- [Set task]: Print the entire listing. Each line must match the original exactly.

- [Provided data]:
= = =

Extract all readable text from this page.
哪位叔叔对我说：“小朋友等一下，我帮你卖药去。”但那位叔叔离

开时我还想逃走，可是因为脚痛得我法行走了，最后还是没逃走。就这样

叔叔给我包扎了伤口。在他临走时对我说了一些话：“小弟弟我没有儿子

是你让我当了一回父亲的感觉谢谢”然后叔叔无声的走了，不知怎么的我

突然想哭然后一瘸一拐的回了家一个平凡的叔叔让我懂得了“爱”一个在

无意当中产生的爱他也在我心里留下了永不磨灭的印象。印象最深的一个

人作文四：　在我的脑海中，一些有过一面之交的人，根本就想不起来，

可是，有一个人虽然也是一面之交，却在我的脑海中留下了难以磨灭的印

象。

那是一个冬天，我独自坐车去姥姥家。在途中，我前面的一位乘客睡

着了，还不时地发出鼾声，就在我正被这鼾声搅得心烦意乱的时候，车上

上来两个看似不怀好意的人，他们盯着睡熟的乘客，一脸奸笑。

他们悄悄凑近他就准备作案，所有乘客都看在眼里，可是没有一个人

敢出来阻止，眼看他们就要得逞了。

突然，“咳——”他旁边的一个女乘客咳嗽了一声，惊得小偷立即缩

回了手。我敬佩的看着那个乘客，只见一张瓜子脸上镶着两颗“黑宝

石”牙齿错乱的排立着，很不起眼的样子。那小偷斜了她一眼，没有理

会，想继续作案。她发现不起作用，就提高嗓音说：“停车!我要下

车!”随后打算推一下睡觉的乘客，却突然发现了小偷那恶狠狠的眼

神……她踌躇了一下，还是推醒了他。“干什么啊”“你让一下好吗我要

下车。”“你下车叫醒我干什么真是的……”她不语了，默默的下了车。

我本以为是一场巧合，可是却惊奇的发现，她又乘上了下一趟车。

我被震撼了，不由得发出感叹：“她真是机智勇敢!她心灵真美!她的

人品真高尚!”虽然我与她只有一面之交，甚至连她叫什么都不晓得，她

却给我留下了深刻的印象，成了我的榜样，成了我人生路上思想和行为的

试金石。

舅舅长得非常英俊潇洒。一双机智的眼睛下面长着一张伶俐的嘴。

= = =

- [Problem solution]:
Extract all readable text from this page.
哪位叔叔对我说：“小朋友等一下，我帮你卖药去。”但那位叔叔离

开时我还想逃走，可是因为脚痛得我法行走了，最后还是没逃走。就这样

叔叔给我包扎了伤口。在他临走时对我说了一些话：“小弟弟我没有儿子

是你让我当了一回父亲的感觉谢谢”然后叔叔无声的走了，不知怎么的我

突然想哭然后一瘸一拐的回了家一个平凡的叔叔让我懂得了“爱”一个在

无意当中产生的爱他也在我心里留下了永不磨灭的印象。印象最深的一个

人作文四：　在我的脑海中，一些有过一面之交的人，根本就想不起来，

可是，有一个人虽然也是一面之交，却在我的脑海中留下了难以磨灭的印

象。

那是一个冬天，我独自坐车去姥姥家。在途中，我前面的一位乘客睡

着了，还不时地发出鼾声，就在我正被这鼾声搅得心烦意乱的时候，车上

上来两个看似不怀好意的人，他们盯着睡熟的乘客，一脸奸笑。

他们悄悄凑近他就准备作案，所有乘客都看在眼里，可是没有一个人

敢出来阻止，眼看他们就要得逞了。

突然，“咳——”他旁边的一个女乘客咳嗽了一声，惊得小偷立即缩

回了手。我敬佩的看着那个乘客，只见一张瓜子脸上镶着两颗“黑宝

石”牙齿错乱的排立着，很不起眼的样子。那小偷斜了她一眼，没有理

会，想继续作案。她发现不起作用，就提高嗓音说：“停车!我要下

车!”随后打算推一下睡觉的乘客，却突然发现了小偷那恶狠狠的眼

神……她踌躇了一下，还是推醒了他。“干什么啊”“你让一下好吗我要

下车。”“你下车叫醒我干什么真是的……”她不语了，默默的下了车。

我本以为是一场巧合，可是却惊奇的发现，她又乘上了下一趟车。

我被震撼了，不由得发出感叹：“她真是机智勇敢!她心灵真美!她的

人品真高尚!”虽然我与她只有一面之交，甚至连她叫什么都不晓得，她

却给我留下了深刻的印象，成了我的榜样，成了我人生路上思想和行为的

试金石。

舅舅长得非常英俊潇洒。一双机智的眼睛下面长着一张伶俐的嘴。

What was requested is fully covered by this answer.